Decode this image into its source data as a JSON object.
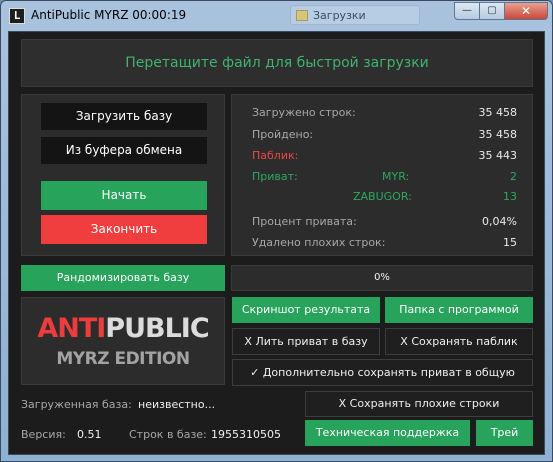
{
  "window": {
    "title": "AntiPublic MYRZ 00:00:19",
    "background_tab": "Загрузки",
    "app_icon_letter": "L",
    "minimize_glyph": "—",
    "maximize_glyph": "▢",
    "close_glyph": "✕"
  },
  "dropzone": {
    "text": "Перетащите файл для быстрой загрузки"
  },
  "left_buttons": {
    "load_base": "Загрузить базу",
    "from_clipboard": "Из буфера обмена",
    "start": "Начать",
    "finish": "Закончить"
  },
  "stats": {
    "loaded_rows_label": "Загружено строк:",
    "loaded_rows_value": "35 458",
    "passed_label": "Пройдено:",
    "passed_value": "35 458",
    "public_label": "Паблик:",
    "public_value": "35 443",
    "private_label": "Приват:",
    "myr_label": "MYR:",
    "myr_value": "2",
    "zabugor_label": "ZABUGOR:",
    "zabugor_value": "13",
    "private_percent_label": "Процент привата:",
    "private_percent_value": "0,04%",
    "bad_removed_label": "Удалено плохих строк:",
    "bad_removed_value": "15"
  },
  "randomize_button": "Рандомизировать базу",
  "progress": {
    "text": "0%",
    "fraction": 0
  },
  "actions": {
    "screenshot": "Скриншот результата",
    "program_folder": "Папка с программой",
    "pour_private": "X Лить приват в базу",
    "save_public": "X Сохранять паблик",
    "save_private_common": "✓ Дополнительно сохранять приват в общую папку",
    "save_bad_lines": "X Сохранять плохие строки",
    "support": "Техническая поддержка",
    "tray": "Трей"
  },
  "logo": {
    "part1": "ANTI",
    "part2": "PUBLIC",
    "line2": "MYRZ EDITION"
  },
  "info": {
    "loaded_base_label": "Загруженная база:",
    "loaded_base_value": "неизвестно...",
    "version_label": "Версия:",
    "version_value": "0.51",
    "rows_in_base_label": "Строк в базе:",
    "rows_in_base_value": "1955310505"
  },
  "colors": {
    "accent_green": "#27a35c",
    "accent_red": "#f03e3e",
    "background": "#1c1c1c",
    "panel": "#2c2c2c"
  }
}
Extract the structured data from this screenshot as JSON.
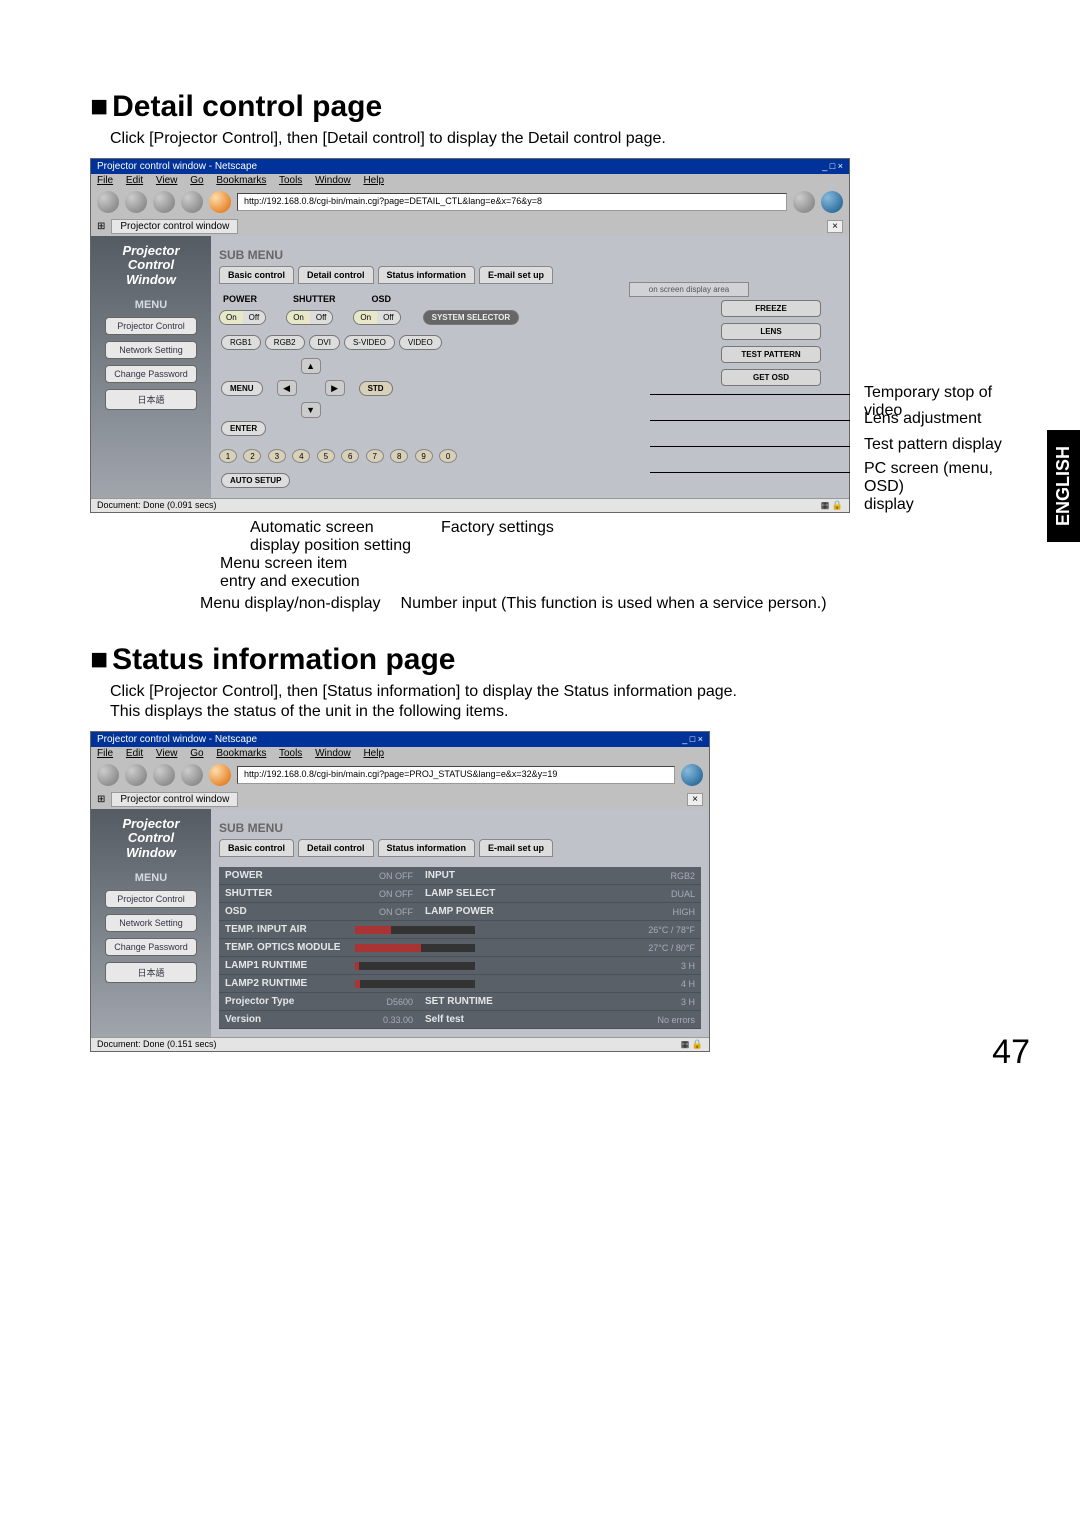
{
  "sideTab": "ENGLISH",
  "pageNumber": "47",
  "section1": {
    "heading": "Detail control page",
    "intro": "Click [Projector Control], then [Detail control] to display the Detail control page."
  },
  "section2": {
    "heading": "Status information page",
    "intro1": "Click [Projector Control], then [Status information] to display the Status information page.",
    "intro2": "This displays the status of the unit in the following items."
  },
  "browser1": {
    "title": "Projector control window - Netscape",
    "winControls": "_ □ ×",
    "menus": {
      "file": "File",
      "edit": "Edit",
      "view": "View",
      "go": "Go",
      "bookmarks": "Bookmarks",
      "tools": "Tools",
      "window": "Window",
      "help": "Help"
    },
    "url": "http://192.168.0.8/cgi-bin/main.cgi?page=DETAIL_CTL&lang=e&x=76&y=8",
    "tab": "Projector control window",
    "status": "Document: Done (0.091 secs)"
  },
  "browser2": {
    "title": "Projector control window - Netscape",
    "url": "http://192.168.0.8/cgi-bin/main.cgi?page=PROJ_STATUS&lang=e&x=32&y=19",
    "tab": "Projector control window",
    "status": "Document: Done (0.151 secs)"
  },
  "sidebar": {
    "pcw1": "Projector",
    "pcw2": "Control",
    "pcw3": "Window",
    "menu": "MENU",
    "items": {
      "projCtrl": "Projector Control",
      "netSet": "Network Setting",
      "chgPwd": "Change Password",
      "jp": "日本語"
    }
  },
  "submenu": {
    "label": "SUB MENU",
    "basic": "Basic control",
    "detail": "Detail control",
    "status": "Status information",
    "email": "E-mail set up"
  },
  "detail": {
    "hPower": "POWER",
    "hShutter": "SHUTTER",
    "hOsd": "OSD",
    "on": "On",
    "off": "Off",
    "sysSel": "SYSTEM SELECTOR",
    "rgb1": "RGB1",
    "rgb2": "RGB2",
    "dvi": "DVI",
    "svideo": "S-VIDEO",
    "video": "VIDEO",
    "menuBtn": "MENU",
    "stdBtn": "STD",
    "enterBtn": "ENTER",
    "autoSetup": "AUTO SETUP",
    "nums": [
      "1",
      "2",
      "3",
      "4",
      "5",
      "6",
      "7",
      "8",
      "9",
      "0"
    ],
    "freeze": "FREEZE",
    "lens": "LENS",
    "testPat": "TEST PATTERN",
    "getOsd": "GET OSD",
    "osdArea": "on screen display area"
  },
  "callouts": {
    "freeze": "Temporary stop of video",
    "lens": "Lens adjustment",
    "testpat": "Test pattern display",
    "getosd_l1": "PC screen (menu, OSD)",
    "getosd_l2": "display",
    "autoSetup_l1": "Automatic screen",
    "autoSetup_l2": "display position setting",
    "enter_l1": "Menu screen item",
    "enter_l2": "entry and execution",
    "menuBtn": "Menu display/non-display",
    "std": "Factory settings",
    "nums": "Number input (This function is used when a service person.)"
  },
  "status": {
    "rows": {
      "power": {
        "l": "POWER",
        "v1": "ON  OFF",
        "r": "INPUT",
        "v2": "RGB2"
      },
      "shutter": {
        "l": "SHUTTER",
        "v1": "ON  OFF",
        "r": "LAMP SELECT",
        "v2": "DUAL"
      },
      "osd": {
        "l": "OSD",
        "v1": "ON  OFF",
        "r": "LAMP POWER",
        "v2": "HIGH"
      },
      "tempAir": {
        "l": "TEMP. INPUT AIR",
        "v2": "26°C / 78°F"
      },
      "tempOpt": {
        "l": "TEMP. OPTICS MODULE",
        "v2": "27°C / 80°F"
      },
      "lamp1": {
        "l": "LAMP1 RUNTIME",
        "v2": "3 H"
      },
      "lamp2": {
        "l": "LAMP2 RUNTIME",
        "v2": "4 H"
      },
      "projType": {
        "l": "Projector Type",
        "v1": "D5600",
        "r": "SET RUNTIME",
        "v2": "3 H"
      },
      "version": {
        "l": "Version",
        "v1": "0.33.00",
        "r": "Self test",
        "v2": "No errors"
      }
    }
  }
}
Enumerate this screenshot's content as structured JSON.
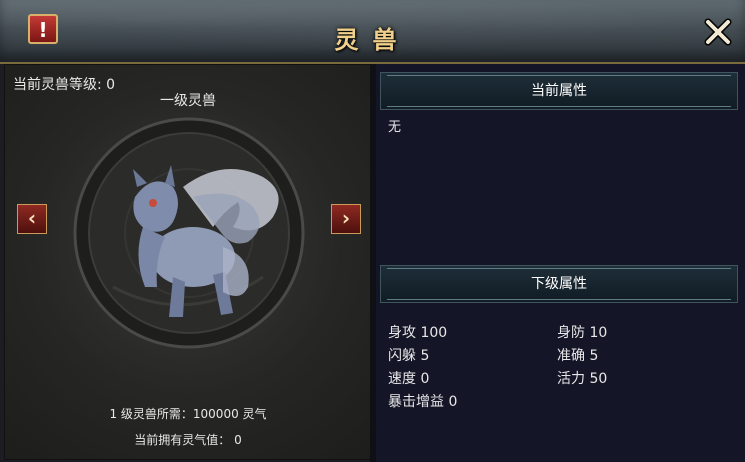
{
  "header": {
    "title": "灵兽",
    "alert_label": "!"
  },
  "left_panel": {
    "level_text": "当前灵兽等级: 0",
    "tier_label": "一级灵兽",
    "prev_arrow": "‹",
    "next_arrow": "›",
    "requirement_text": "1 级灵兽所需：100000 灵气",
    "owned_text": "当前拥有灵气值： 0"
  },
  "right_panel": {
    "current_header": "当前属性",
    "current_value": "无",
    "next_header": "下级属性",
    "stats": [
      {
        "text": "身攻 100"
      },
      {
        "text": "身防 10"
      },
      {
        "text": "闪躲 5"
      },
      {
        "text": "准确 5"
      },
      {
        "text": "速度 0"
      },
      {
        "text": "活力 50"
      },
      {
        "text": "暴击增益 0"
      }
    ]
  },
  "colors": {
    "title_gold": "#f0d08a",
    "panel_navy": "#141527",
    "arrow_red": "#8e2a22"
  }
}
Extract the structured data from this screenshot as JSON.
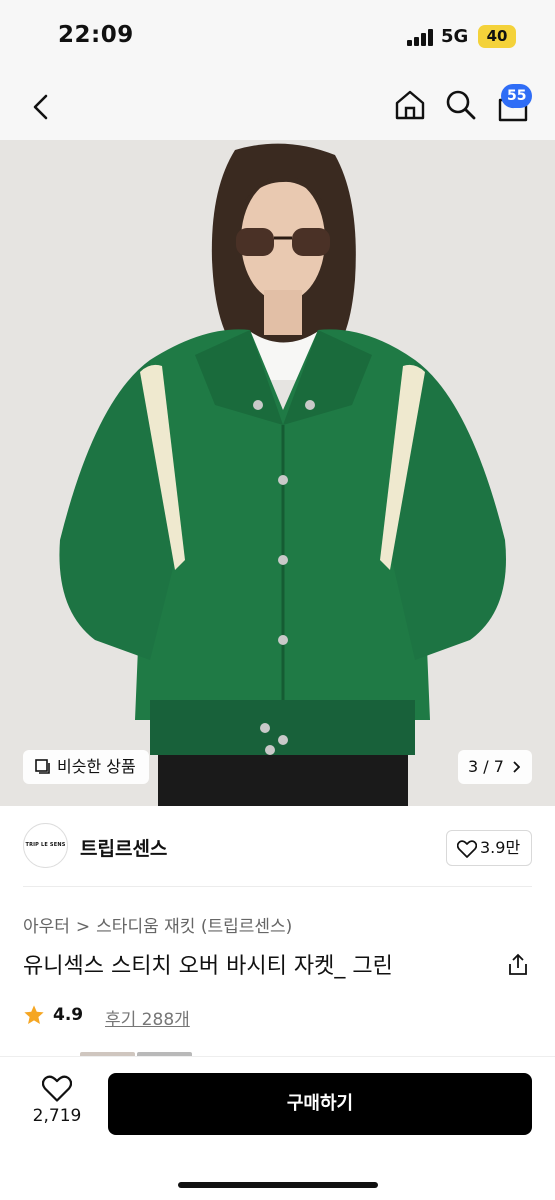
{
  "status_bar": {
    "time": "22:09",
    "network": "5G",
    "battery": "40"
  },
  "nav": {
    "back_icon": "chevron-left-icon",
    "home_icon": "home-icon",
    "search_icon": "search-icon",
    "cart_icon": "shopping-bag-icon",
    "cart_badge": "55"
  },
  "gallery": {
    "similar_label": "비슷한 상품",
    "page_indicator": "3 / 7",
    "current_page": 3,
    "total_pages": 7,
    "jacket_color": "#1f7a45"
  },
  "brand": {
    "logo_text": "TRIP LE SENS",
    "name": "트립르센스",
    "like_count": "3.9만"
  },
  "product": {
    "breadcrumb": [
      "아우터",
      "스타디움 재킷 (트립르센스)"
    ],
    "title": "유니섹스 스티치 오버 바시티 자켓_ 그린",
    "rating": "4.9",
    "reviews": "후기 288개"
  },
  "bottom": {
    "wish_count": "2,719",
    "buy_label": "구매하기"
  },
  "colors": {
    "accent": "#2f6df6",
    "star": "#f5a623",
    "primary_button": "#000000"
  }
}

= = = =

● EXERCISE GOAL
List the lines of the entries that include "heading".

● THE OUTPUT
    "heading": "Detail control page",
    "heading": "Status information page",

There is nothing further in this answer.